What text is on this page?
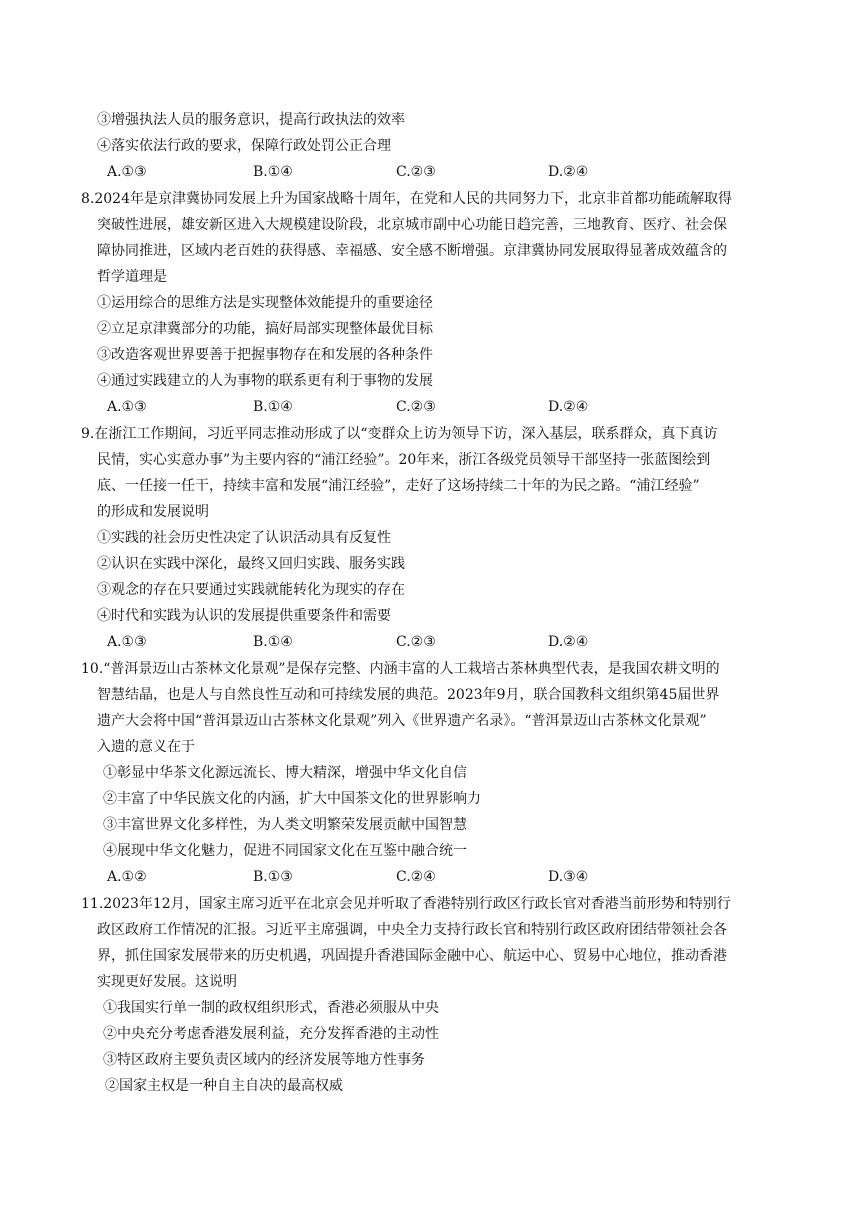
③增强执法人员的服务意识，提高行政执法的效率
④落实依法行政的要求，保障行政处罚公正合理
A.①③	B.①④	C.②③	D.②④
8.2024年是京津冀协同发展上升为国家战略十周年，在党和人民的共同努力下，北京非首都功能疏解取得
突破性进展，雄安新区进入大规模建设阶段，北京城市副中心功能日趋完善，三地教育、医疗、社会保
障协同推进，区域内老百姓的获得感、幸福感、安全感不断增强。京津冀协同发展取得显著成效蕴含的
哲学道理是
①运用综合的思维方法是实现整体效能提升的重要途径
②立足京津冀部分的功能，搞好局部实现整体最优目标
③改造客观世界要善于把握事物存在和发展的各种条件
④通过实践建立的人为事物的联系更有利于事物的发展
A.①③	B.①④	C.②③	D.②④
9.在浙江工作期间，习近平同志推动形成了以“变群众上访为领导下访，深入基层，联系群众，真下真访
民情，实心实意办事”为主要内容的“浦江经验”。20年来，浙江各级党员领导干部坚持一张蓝图绘到
底、一任接一任干，持续丰富和发展“浦江经验”，走好了这场持续二十年的为民之路。“浦江经验”
的形成和发展说明
①实践的社会历史性决定了认识活动具有反复性
②认识在实践中深化，最终又回归实践、服务实践
③观念的存在只要通过实践就能转化为现实的存在
④时代和实践为认识的发展提供重要条件和需要
A.①③	B.①④	C.②③	D.②④
10.“普洱景迈山古茶林文化景观”是保存完整、内涵丰富的人工栽培古茶林典型代表，是我国农耕文明的
智慧结晶，也是人与自然良性互动和可持续发展的典范。2023年9月，联合国教科文组织第45届世界
遗产大会将中国“普洱景迈山古茶林文化景观”列入《世界遗产名录》。“普洱景迈山古茶林文化景观”
入遗的意义在于
①彰显中华茶文化源远流长、博大精深，增强中华文化自信
②丰富了中华民族文化的内涵，扩大中国茶文化的世界影响力
③丰富世界文化多样性，为人类文明繁荣发展贡献中国智慧
④展现中华文化魅力，促进不同国家文化在互鉴中融合统一
A.①②	B.①③	C.②④	D.③④
11.2023年12月，国家主席习近平在北京会见并听取了香港特别行政区行政长官对香港当前形势和特别行
政区政府工作情况的汇报。习近平主席强调，中央全力支持行政长官和特别行政区政府团结带领社会各
界，抓住国家发展带来的历史机遇，巩固提升香港国际金融中心、航运中心、贸易中心地位，推动香港
实现更好发展。这说明
①我国实行单一制的政权组织形式，香港必须服从中央
②中央充分考虑香港发展利益，充分发挥香港的主动性
③特区政府主要负责区域内的经济发展等地方性事务
②国家主权是一种自主自决的最高权威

┄┄┄┄┄┄

» **The task**: Scan the listing above for the word "浦江经验" and copy every line that holds it.

» **Solution to the problem**:
民情，实心实意办事”为主要内容的“浦江经验”。20年来，浙江各级党员领导干部坚持一张蓝图绘到
底、一任接一任干，持续丰富和发展“浦江经验”，走好了这场持续二十年的为民之路。“浦江经验”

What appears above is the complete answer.